What to do:
Within the records below, find each line that holds the string "Социальное", then copy it.
━━━━━━━━━━━━━━━━━━━━
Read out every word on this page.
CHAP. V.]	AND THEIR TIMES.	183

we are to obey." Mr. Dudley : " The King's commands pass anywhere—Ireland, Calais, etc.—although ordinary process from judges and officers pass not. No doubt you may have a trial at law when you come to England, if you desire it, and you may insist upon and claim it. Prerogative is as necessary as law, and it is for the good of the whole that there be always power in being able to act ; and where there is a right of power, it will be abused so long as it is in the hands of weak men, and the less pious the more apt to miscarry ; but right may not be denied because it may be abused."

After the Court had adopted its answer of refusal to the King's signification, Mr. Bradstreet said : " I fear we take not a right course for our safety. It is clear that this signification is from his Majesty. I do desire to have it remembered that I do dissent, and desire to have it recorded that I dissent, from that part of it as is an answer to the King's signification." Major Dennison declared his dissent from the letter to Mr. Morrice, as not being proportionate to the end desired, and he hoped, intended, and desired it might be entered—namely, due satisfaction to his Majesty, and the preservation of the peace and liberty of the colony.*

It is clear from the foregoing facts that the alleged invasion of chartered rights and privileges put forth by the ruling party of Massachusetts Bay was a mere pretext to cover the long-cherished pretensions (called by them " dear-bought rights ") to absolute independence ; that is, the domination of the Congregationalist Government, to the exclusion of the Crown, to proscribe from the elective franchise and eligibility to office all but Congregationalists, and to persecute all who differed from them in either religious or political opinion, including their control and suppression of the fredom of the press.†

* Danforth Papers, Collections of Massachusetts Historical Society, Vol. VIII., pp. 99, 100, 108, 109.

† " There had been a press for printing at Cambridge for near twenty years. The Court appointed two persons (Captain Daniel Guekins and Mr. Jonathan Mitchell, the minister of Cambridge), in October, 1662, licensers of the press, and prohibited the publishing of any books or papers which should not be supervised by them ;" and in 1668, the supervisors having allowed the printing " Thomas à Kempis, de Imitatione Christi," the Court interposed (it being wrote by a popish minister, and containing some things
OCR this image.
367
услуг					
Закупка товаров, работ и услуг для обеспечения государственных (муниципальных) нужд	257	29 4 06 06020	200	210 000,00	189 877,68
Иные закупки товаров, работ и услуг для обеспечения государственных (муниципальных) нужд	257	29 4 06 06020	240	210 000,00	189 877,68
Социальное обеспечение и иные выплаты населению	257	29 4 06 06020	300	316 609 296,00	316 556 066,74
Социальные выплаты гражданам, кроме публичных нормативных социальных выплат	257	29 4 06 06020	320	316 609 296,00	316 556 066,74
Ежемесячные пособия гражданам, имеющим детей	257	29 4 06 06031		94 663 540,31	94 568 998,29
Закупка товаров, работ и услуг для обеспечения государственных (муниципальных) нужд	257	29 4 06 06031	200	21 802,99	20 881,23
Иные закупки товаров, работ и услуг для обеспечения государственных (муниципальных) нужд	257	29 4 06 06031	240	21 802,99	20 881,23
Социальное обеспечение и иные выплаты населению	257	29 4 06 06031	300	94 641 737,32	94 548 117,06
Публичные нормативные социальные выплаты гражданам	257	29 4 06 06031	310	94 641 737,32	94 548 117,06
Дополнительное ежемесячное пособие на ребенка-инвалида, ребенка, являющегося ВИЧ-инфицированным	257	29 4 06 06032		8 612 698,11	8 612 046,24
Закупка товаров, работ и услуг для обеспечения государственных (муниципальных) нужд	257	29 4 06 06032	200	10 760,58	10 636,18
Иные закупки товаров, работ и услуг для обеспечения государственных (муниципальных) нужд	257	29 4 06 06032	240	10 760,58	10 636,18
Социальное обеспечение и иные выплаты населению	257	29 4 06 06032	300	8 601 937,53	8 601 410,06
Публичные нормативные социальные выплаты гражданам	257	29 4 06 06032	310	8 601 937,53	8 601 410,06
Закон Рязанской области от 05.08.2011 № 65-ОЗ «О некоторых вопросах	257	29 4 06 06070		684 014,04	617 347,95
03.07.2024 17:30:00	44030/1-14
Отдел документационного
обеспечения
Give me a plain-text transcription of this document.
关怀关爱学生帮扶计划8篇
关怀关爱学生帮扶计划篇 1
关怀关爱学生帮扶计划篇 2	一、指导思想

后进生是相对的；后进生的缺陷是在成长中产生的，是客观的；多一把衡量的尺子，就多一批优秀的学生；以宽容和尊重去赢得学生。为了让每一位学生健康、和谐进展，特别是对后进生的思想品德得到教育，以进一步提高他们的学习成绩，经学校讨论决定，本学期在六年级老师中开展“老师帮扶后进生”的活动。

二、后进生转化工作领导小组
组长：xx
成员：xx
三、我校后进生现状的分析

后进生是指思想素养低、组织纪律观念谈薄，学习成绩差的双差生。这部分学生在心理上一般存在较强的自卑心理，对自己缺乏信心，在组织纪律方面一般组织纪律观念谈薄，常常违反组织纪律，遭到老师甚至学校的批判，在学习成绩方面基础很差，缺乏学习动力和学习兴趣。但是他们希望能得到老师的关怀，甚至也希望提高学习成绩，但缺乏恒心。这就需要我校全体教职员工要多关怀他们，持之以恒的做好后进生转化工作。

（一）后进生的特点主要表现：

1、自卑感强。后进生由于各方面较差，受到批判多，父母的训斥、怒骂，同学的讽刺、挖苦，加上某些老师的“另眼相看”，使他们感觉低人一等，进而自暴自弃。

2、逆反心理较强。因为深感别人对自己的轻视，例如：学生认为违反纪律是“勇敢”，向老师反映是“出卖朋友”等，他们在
━━━━━━━━━━━━━━━━━━━━
Result for this task:
Социальное обеспечение и иные выплаты населению	257	29 4 06 06020	300	316 609 296,00	316 556 066,74
Социальное обеспечение и иные выплаты населению	257	29 4 06 06031	300	94 641 737,32	94 548 117,06
Социальное обеспечение и иные выплаты населению	257	29 4 06 06032	300	8 601 937,53	8 601 410,06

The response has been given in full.